(Problem): Print out each entry below exactly, please.

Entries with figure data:
····················
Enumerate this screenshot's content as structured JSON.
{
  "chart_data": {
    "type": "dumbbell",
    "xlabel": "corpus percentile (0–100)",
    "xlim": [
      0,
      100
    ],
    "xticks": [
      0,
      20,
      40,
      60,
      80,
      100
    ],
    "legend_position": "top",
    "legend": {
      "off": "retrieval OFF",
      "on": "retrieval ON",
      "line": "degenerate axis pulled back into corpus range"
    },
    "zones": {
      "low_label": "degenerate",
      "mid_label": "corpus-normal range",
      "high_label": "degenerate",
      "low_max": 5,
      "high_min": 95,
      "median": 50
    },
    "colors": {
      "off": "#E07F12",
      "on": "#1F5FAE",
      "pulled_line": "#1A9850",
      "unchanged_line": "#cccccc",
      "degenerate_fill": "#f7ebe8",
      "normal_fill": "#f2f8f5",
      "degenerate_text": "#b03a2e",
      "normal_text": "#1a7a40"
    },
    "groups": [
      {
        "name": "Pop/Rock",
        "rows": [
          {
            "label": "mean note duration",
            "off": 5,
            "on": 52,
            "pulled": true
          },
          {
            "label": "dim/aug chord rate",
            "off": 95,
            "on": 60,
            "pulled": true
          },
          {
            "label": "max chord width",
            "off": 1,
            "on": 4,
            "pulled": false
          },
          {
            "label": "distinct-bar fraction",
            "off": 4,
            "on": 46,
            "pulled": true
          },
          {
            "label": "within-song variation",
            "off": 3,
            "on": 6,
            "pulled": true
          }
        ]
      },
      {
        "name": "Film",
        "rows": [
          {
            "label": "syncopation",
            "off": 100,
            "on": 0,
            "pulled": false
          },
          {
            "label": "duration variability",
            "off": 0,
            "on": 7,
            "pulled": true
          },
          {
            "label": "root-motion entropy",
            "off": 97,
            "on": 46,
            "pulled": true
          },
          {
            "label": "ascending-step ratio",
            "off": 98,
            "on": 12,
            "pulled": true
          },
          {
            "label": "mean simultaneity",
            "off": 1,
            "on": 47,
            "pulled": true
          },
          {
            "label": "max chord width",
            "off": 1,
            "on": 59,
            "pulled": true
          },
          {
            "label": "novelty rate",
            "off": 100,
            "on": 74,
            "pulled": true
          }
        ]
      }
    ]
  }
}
····················
(Reply to the exercise):
Enumerate this screenshot's content as structured JSON.
{
  "chart_data": {
    "type": "dumbbell",
    "xlabel": "corpus percentile (0–100)",
    "xlim": [
      0,
      100
    ],
    "xticks": [
      0,
      20,
      40,
      60,
      80,
      100
    ],
    "legend_position": "top",
    "legend": {
      "off": "retrieval OFF",
      "on": "retrieval ON",
      "line": "degenerate axis pulled back into corpus range"
    },
    "zones": {
      "low_label": "degenerate",
      "mid_label": "corpus-normal range",
      "high_label": "degenerate",
      "low_max": 5,
      "high_min": 95,
      "median": 50
    },
    "colors": {
      "off": "#E07F12",
      "on": "#1F5FAE",
      "pulled_line": "#1A9850",
      "unchanged_line": "#cccccc",
      "degenerate_fill": "#f7ebe8",
      "normal_fill": "#f2f8f5",
      "degenerate_text": "#b03a2e",
      "normal_text": "#1a7a40"
    },
    "groups": [
      {
        "name": "Pop/Rock",
        "rows": [
          {
            "label": "mean note duration",
            "off": 5,
            "on": 52,
            "pulled": true
          },
          {
            "label": "dim/aug chord rate",
            "off": 95,
            "on": 60,
            "pulled": true
          },
          {
            "label": "max chord width",
            "off": 1,
            "on": 4,
            "pulled": false
          },
          {
            "label": "distinct-bar fraction",
            "off": 4,
            "on": 46,
            "pulled": true
          },
          {
            "label": "within-song variation",
            "off": 3,
            "on": 6,
            "pulled": true
          }
        ]
      },
      {
        "name": "Film",
        "rows": [
          {
            "label": "syncopation",
            "off": 100,
            "on": 0,
            "pulled": false
          },
          {
            "label": "duration variability",
            "off": 0,
            "on": 7,
            "pulled": true
          },
          {
            "label": "root-motion entropy",
            "off": 97,
            "on": 46,
            "pulled": true
          },
          {
            "label": "ascending-step ratio",
            "off": 98,
            "on": 12,
            "pulled": true
          },
          {
            "label": "mean simultaneity",
            "off": 1,
            "on": 47,
            "pulled": true
          },
          {
            "label": "max chord width",
            "off": 1,
            "on": 59,
            "pulled": true
          },
          {
            "label": "novelty rate",
            "off": 100,
            "on": 74,
            "pulled": true
          }
        ]
      }
    ]
  }
}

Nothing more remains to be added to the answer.